### REQUIREMENT
Please give the data below again in full, exactly as it stands.

****

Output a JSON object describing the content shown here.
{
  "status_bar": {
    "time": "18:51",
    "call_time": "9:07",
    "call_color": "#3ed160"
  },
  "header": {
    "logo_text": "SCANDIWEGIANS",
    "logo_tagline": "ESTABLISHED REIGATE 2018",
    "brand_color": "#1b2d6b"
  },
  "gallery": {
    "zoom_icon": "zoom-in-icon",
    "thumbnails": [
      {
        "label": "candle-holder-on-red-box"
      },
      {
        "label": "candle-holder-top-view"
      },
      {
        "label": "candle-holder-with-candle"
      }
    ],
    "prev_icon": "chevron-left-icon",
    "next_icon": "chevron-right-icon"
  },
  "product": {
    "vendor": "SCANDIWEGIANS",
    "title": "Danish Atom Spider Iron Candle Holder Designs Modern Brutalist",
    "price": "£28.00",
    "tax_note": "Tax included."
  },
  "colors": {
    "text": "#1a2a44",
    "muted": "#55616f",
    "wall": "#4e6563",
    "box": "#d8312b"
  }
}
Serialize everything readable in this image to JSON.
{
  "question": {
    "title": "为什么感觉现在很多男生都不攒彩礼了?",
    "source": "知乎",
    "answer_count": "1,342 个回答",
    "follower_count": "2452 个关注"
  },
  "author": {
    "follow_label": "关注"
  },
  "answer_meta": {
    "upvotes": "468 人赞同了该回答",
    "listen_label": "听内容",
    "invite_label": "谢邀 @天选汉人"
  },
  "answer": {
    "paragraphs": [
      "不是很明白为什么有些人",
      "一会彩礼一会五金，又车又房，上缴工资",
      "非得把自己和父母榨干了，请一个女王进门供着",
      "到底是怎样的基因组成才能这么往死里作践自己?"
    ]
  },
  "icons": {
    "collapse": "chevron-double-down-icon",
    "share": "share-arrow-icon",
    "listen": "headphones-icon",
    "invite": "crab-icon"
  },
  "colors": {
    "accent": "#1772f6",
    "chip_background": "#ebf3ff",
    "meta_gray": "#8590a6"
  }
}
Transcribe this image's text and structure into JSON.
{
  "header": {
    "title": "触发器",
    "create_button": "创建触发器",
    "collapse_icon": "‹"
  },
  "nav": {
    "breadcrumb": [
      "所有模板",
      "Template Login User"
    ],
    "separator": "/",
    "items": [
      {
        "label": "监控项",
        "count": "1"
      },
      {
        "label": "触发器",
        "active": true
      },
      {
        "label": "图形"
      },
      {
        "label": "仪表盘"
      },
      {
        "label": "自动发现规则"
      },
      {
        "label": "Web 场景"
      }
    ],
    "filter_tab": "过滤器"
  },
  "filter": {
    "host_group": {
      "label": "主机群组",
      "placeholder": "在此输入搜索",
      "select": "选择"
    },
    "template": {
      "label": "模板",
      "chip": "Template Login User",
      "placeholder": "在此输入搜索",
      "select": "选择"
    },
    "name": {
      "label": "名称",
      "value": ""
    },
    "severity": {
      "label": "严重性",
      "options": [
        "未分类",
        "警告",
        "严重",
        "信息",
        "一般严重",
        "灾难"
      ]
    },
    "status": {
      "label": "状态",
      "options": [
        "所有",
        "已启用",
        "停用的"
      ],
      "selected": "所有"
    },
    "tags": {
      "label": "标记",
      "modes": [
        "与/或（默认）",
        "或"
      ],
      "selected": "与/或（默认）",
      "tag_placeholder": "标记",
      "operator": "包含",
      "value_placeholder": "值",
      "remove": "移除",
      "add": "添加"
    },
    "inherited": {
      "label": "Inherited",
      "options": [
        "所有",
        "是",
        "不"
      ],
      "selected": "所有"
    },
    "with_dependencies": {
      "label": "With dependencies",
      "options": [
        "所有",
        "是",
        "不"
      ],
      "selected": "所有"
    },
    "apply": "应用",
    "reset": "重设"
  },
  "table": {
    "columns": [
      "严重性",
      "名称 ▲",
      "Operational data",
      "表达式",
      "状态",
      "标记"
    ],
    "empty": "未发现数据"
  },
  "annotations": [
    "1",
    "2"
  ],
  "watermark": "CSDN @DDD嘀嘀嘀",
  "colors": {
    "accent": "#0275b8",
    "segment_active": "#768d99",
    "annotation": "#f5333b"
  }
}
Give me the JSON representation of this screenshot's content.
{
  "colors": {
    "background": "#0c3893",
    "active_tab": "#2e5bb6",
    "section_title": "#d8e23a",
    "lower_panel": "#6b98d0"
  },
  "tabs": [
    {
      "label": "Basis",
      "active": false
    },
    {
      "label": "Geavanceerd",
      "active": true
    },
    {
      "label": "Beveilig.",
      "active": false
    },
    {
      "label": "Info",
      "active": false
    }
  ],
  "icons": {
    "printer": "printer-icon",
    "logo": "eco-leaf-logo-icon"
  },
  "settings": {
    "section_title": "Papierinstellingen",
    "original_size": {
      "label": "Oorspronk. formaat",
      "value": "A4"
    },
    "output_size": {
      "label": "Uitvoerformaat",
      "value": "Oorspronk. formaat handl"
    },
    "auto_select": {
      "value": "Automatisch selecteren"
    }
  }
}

****

### REPLY
Output a JSON object describing the content shown here.
{
  "status_bar": {
    "time": "18:51",
    "call_time": "9:07",
    "call_color": "#3ed160"
  },
  "header": {
    "logo_text": "SCANDIWEGIANS",
    "logo_tagline": "ESTABLISHED REIGATE 2018",
    "brand_color": "#1b2d6b"
  },
  "gallery": {
    "zoom_icon": "zoom-in-icon",
    "thumbnails": [
      {
        "label": "candle-holder-on-red-box"
      },
      {
        "label": "candle-holder-top-view"
      },
      {
        "label": "candle-holder-with-candle"
      }
    ],
    "prev_icon": "chevron-left-icon",
    "next_icon": "chevron-right-icon"
  },
  "product": {
    "vendor": "SCANDIWEGIANS",
    "title": "Danish Atom Spider Iron Candle Holder Designs Modern Brutalist",
    "price": "£28.00",
    "tax_note": "Tax included."
  },
  "colors": {
    "text": "#1a2a44",
    "muted": "#55616f",
    "wall": "#4e6563",
    "box": "#d8312b"
  }
}
Serialize everything readable in this image to JSON.
{
  "question": {
    "title": "为什么感觉现在很多男生都不攒彩礼了?",
    "source": "知乎",
    "answer_count": "1,342 个回答",
    "follower_count": "2452 个关注"
  },
  "author": {
    "follow_label": "关注"
  },
  "answer_meta": {
    "upvotes": "468 人赞同了该回答",
    "listen_label": "听内容",
    "invite_label": "谢邀 @天选汉人"
  },
  "answer": {
    "paragraphs": [
      "不是很明白为什么有些人",
      "一会彩礼一会五金，又车又房，上缴工资",
      "非得把自己和父母榨干了，请一个女王进门供着",
      "到底是怎样的基因组成才能这么往死里作践自己?"
    ]
  },
  "icons": {
    "collapse": "chevron-double-down-icon",
    "share": "share-arrow-icon",
    "listen": "headphones-icon",
    "invite": "crab-icon"
  },
  "colors": {
    "accent": "#1772f6",
    "chip_background": "#ebf3ff",
    "meta_gray": "#8590a6"
  }
}
Transcribe this image's text and structure into JSON.
{
  "header": {
    "title": "触发器",
    "create_button": "创建触发器",
    "collapse_icon": "‹"
  },
  "nav": {
    "breadcrumb": [
      "所有模板",
      "Template Login User"
    ],
    "separator": "/",
    "items": [
      {
        "label": "监控项",
        "count": "1"
      },
      {
        "label": "触发器",
        "active": true
      },
      {
        "label": "图形"
      },
      {
        "label": "仪表盘"
      },
      {
        "label": "自动发现规则"
      },
      {
        "label": "Web 场景"
      }
    ],
    "filter_tab": "过滤器"
  },
  "filter": {
    "host_group": {
      "label": "主机群组",
      "placeholder": "在此输入搜索",
      "select": "选择"
    },
    "template": {
      "label": "模板",
      "chip": "Template Login User",
      "placeholder": "在此输入搜索",
      "select": "选择"
    },
    "name": {
      "label": "名称",
      "value": ""
    },
    "severity": {
      "label": "严重性",
      "options": [
        "未分类",
        "警告",
        "严重",
        "信息",
        "一般严重",
        "灾难"
      ]
    },
    "status": {
      "label": "状态",
      "options": [
        "所有",
        "已启用",
        "停用的"
      ],
      "selected": "所有"
    },
    "tags": {
      "label": "标记",
      "modes": [
        "与/或（默认）",
        "或"
      ],
      "selected": "与/或（默认）",
      "tag_placeholder": "标记",
      "operator": "包含",
      "value_placeholder": "值",
      "remove": "移除",
      "add": "添加"
    },
    "inherited": {
      "label": "Inherited",
      "options": [
        "所有",
        "是",
        "不"
      ],
      "selected": "所有"
    },
    "with_dependencies": {
      "label": "With dependencies",
      "options": [
        "所有",
        "是",
        "不"
      ],
      "selected": "所有"
    },
    "apply": "应用",
    "reset": "重设"
  },
  "table": {
    "columns": [
      "严重性",
      "名称 ▲",
      "Operational data",
      "表达式",
      "状态",
      "标记"
    ],
    "empty": "未发现数据"
  },
  "annotations": [
    "1",
    "2"
  ],
  "watermark": "CSDN @DDD嘀嘀嘀",
  "colors": {
    "accent": "#0275b8",
    "segment_active": "#768d99",
    "annotation": "#f5333b"
  }
}
Give me the JSON representation of this screenshot's content.
{
  "colors": {
    "background": "#0c3893",
    "active_tab": "#2e5bb6",
    "section_title": "#d8e23a",
    "lower_panel": "#6b98d0"
  },
  "tabs": [
    {
      "label": "Basis",
      "active": false
    },
    {
      "label": "Geavanceerd",
      "active": true
    },
    {
      "label": "Beveilig.",
      "active": false
    },
    {
      "label": "Info",
      "active": false
    }
  ],
  "icons": {
    "printer": "printer-icon",
    "logo": "eco-leaf-logo-icon"
  },
  "settings": {
    "section_title": "Papierinstellingen",
    "original_size": {
      "label": "Oorspronk. formaat",
      "value": "A4"
    },
    "output_size": {
      "label": "Uitvoerformaat",
      "value": "Oorspronk. formaat handl"
    },
    "auto_select": {
      "value": "Automatisch selecteren"
    }
  }
}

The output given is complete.